**Supplied material**
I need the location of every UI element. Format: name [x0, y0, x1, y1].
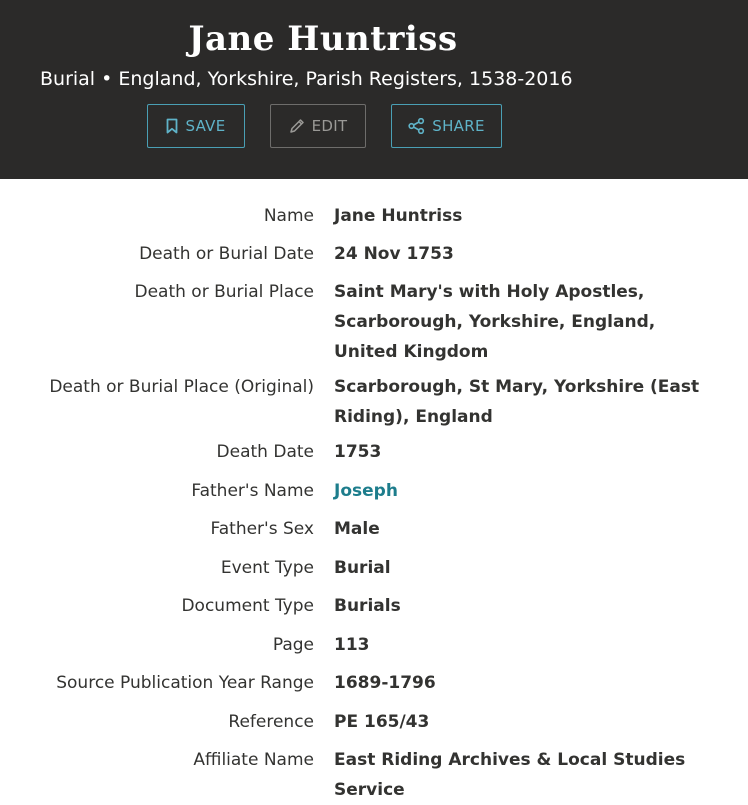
- share-button[interactable]: [391, 104, 502, 148]
- field-label: Reference: [228, 712, 314, 732]
- field-value: Jane Huntriss: [334, 206, 463, 226]
- pencil-icon: [289, 118, 305, 134]
- save-button-label: SAVE: [185, 117, 226, 135]
- field-value: Burial: [334, 558, 391, 578]
- bookmark-icon: [166, 118, 178, 134]
- field-label: Father's Sex: [210, 519, 314, 539]
- field-label: Affiliate Name: [193, 750, 314, 770]
- field-value: 24 Nov 1753: [334, 244, 454, 264]
- field-label: Death or Burial Place (Original): [49, 377, 314, 397]
- field-label: Source Publication Year Range: [56, 673, 314, 693]
- share-button-label: SHARE: [432, 117, 485, 135]
- field-value: 113: [334, 635, 370, 655]
- field-label: Event Type: [220, 558, 314, 578]
- record-subtitle: Burial • England, Yorkshire, Parish Registers, 1538-2016: [40, 68, 573, 90]
- field-value: 1689-1796: [334, 673, 436, 693]
- fathers-name-link[interactable]: Joseph: [334, 481, 398, 501]
- edit-button-label: EDIT: [311, 117, 348, 135]
- field-value: East Riding Archives & Local Studies Service: [334, 750, 686, 800]
- record-header: [0, 0, 748, 179]
- field-value: Burials: [334, 596, 401, 616]
- field-label: Death or Burial Place: [134, 282, 314, 302]
- page-title: Jane Huntriss: [188, 19, 458, 59]
- share-icon: [408, 118, 425, 134]
- field-value: 1753: [334, 442, 382, 462]
- field-label: Name: [263, 206, 314, 226]
- edit-button[interactable]: [270, 104, 366, 148]
- field-value: Male: [334, 519, 380, 539]
- field-label: Document Type: [181, 596, 314, 616]
- save-button[interactable]: [147, 104, 245, 148]
- field-value: Scarborough, St Mary, Yorkshire (East Riding), England: [334, 377, 700, 427]
- field-value: Saint Mary's with Holy Apostles, Scarborough, Yorkshire, England, United Kingdom: [334, 282, 656, 362]
- field-label: Death or Burial Date: [139, 244, 314, 264]
- field-value: PE 165/43: [334, 712, 430, 732]
- field-label: Father's Name: [191, 481, 314, 501]
- field-label: Page: [272, 635, 314, 655]
- field-label: Death Date: [216, 442, 314, 462]
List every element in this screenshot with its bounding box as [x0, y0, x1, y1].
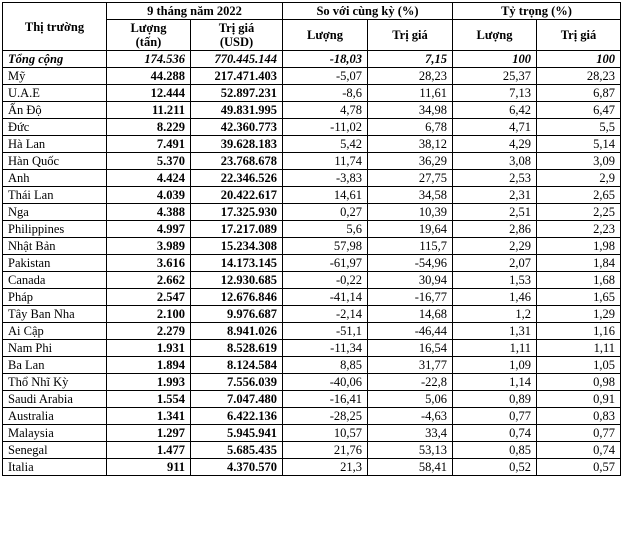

**Task requirements**
Please write out all the records again, substituting "field-name" for every "field-label" and changing nothing else, with the pictures left out.

**The output**
I need the location of every UI element. Format: name [x0, y0, x1, y1].
- share-button[interactable]: [391, 104, 502, 148]
- field-name: Reference: [228, 712, 314, 732]
- field-value: Jane Huntriss: [334, 206, 463, 226]
- pencil-icon: [289, 118, 305, 134]
- save-button-label: SAVE: [185, 117, 226, 135]
- field-value: Burial: [334, 558, 391, 578]
- bookmark-icon: [166, 118, 178, 134]
- field-name: Father's Sex: [210, 519, 314, 539]
- field-name: Affiliate Name: [193, 750, 314, 770]
- field-value: 24 Nov 1753: [334, 244, 454, 264]
- field-name: Death or Burial Place (Original): [49, 377, 314, 397]
- field-name: Source Publication Year Range: [56, 673, 314, 693]
- share-button-label: SHARE: [432, 117, 485, 135]
- field-value: 113: [334, 635, 370, 655]
- field-name: Event Type: [220, 558, 314, 578]
- record-subtitle: Burial • England, Yorkshire, Parish Registers, 1538-2016: [40, 68, 573, 90]
- field-value: 1689-1796: [334, 673, 436, 693]
- fathers-name-link[interactable]: Joseph: [334, 481, 398, 501]
- edit-button-label: EDIT: [311, 117, 348, 135]
- field-value: East Riding Archives & Local Studies Service: [334, 750, 686, 800]
- record-header: [0, 0, 748, 179]
- field-value: Burials: [334, 596, 401, 616]
- field-name: Death or Burial Place: [134, 282, 314, 302]
- page-title: Jane Huntriss: [188, 19, 458, 59]
- share-icon: [408, 118, 425, 134]
- field-value: 1753: [334, 442, 382, 462]
- field-name: Name: [263, 206, 314, 226]
- edit-button[interactable]: [270, 104, 366, 148]
- field-value: Male: [334, 519, 380, 539]
- field-name: Document Type: [181, 596, 314, 616]
- save-button[interactable]: [147, 104, 245, 148]
- field-value: Scarborough, St Mary, Yorkshire (East Riding), England: [334, 377, 700, 427]
- field-value: Saint Mary's with Holy Apostles, Scarborough, Yorkshire, England, United Kingdom: [334, 282, 656, 362]
- field-name: Death or Burial Date: [139, 244, 314, 264]
- field-value: PE 165/43: [334, 712, 430, 732]
- field-name: Father's Name: [191, 481, 314, 501]
- field-name: Page: [272, 635, 314, 655]
- field-name: Death Date: [216, 442, 314, 462]
List every element in this screenshot with its bounding box as [x0, y0, x1, y1].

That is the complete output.